Passage.

U.S.
Supreme Court
Divided on Warming
By Zachary Coile
02 December, 2006
San Francisco Chronicle
The
U.S. Supreme Court, tackling its first case on climate change, appeared
divided and somewhat baffled Wednesday over how the government should
respond to the warming of the planet.
Justice Antonin Scalia, reflecting
the skeptic's view, pressed the lawyer representing Massachusetts and
other states about how soon the dire effects of global warming would
begin. "When is the predicted cataclysm?" Scalia asked with
some sarcasm.
Chief Justice John Roberts,
echoing the Bush administration's view, wondered why the United States
should reduce its greenhouse gas emissions if China's output of gases
will rise sharply in coming years.
Justice Stephen Breyer suggested
that a more active response by government could halt global warming.
"Suppose, for example,
they regulate this, and before you know it, they start to sequester
carbon with the power plants, and before you know it, they decide ethanol
might be a good idea, and before you know it, they decide any one of
15 things, each of which has an impact, and lo and behold, Cape Cod
is saved," Breyer said. "Now, why is it unreasonable?"
The clashing views gave just
a hint of what the justices might decide in Massachusetts vs. Environmental
Protection Agency, a case aimed at settling whether the federal government
must regulate vehicle emissions of greenhouse gases under the Clean
Air Act. The ruling, expected by July, also could determine whether
California can proceed with its first-in-the-nation law restricting
tailpipe emissions of greenhouse gases, which is set to take effect
in 2009.
Regardless of the court's
decision, Congress could soon limit emissions of carbon dioxide and
other heat-trapping gases. Sen. Barbara Boxer, the incoming chair of
the Environment and Public Works Committee, said she will begin hearings
when Democrats take power in January on measures to curb greenhouse
gases from vehicles, power plants and other sources.
"We have to go after
carbon and reduce it wherever we find it, and the fact is about a third
of the problem is from vehicles," Boxer said Wednesday.
She believes it's likely
the high court will stake out a middle ground -- ruling that EPA has
the authority to regulate greenhouse gases but that the agency is not
required to do so. She added, "If the court were to say that the
EPA cannot regulate carbon, then we clearly will have to fix the Clean
Air Act."
The case is being watched
closely in California. The U.S. Environmental Protection Agency has
been sitting for a year on the state's request for a waiver to implement
its vehicle emissions rules, even though Gov. Arnold Schwarzenegger
has written President Bush several times asking him to approve it. If
the high court rules against the states, it could give EPA the legal
justification to deny California's request.
"It would be a blow
to us," said Linda Adams, secretary of California's Environmental
Protection Agency.
The case before the court
is being pushed by 12 states, including California, one U.S. territory,
three cities and 13 environmental groups that want to prod the Bush
administration into regulating greenhouse gases.
In 2003, the federal EPA
denied a petition by environmentalists to label four greenhouse gases
-- carbon dioxide, methane, nitrous oxide and hydrofluorocarbons --
as air pollutants. The agency said Congress never intended to address
climate change with the Clean Air Act.

[Layout annotation data]
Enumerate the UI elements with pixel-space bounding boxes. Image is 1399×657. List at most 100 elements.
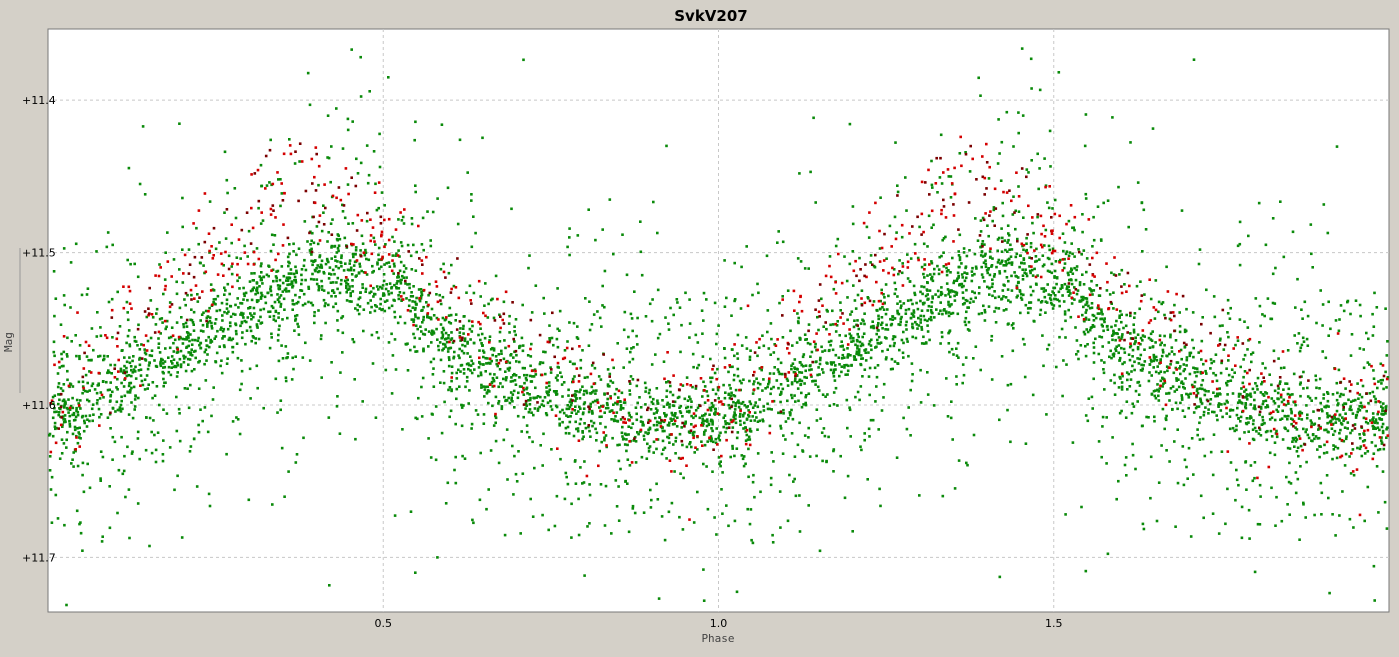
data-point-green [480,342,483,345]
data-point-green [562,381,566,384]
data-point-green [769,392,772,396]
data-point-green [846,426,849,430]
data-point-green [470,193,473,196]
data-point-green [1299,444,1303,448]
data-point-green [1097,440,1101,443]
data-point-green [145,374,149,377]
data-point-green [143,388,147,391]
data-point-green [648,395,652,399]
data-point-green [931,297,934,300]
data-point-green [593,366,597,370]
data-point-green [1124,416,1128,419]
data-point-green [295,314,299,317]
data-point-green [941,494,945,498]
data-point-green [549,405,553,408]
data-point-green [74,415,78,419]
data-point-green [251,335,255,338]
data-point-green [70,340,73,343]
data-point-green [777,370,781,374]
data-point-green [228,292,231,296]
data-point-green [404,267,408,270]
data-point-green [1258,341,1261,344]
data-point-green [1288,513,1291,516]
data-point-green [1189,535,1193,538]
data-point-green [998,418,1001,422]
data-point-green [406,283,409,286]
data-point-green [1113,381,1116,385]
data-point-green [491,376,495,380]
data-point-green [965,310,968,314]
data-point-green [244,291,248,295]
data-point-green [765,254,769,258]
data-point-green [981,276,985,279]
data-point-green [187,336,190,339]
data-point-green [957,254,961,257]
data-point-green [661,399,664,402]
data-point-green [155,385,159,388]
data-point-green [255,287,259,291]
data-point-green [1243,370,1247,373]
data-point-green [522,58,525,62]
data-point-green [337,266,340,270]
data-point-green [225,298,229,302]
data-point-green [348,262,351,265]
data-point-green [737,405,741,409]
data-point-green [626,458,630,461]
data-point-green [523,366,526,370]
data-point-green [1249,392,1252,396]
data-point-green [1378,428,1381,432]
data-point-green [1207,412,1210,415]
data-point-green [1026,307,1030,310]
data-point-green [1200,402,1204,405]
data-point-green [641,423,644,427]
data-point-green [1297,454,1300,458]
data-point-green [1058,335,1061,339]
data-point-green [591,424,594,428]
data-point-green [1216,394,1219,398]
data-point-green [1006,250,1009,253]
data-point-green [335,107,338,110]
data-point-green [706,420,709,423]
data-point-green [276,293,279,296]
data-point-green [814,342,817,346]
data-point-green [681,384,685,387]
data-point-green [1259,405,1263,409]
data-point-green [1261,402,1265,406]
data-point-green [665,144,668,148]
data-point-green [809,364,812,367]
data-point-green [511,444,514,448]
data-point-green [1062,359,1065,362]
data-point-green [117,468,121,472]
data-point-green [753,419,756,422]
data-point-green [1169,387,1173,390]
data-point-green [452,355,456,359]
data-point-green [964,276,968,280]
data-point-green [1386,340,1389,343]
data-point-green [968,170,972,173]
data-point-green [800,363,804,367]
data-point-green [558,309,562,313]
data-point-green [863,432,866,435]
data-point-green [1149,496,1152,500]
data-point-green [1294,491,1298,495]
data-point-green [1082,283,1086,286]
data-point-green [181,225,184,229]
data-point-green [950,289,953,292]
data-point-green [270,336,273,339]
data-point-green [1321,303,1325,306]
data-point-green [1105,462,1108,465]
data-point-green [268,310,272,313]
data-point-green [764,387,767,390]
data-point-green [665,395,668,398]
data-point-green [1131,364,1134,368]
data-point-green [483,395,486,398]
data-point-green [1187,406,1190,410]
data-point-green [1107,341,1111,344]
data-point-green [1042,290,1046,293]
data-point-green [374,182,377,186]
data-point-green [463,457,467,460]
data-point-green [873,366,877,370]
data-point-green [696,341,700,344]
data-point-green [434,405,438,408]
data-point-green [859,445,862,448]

Exercise tasks.
**A)** According to the article on the Supreme Court climate case, which four greenhouse gases did environmentalists petition the EPA to label as air pollutants in 2003?
**B)** Carry on the article about the Supreme Court climate case from the point where it stops.

Outputs in order.
**A)** Carbon dioxide, methane, nitrous oxide and hydrofluorocarbons.

**B)**
The EPA also asserted that
even if the agency had the authority to regulate greenhouse gases, it
wouldn't because of scientific uncertainty around global warming and
because limiting U.S. emissions could hurt the president's ability to
persuade other countries to reduce their greenhouse gas output.
Massachusetts Assistant Attorney
General James Milkey, arguing the case for the petitioning groups, told
the justices that EPA's view was a clear misreading of the Clean Air
Act, which he said requires the federal agency to regulate any pollutant
that "may reasonably be anticipated to endanger public health or
welfare." The act includes climate and weather in its definition
of welfare.
Several justices on the court's
liberal wing appeared sympathetic to his view. Justice Ruth Bader Ginsburg
twice noted that the EPA, under former President Bill Clinton, had come
to a different conclusion than it expresses now -- that the agency has
the authority to regulate carbon dioxide.
Justice John Paul Stevens
also took on the agency's assertions about scientific uncertainty on
climate change, saying the EPA deliberately ignored key findings from
a respected National Academy of Sciences report on global warming.
"In their selective
quotations, they left out parts that indicated there was far less uncertainty
than the agency purported to find," Stevens said.
Deputy Solicitor General
Gregory Garre, who argued the case for the Bush administration, was
left in the uncomfortable position of challenging the consensus among
climate scientists that human activity is contributing to global warming.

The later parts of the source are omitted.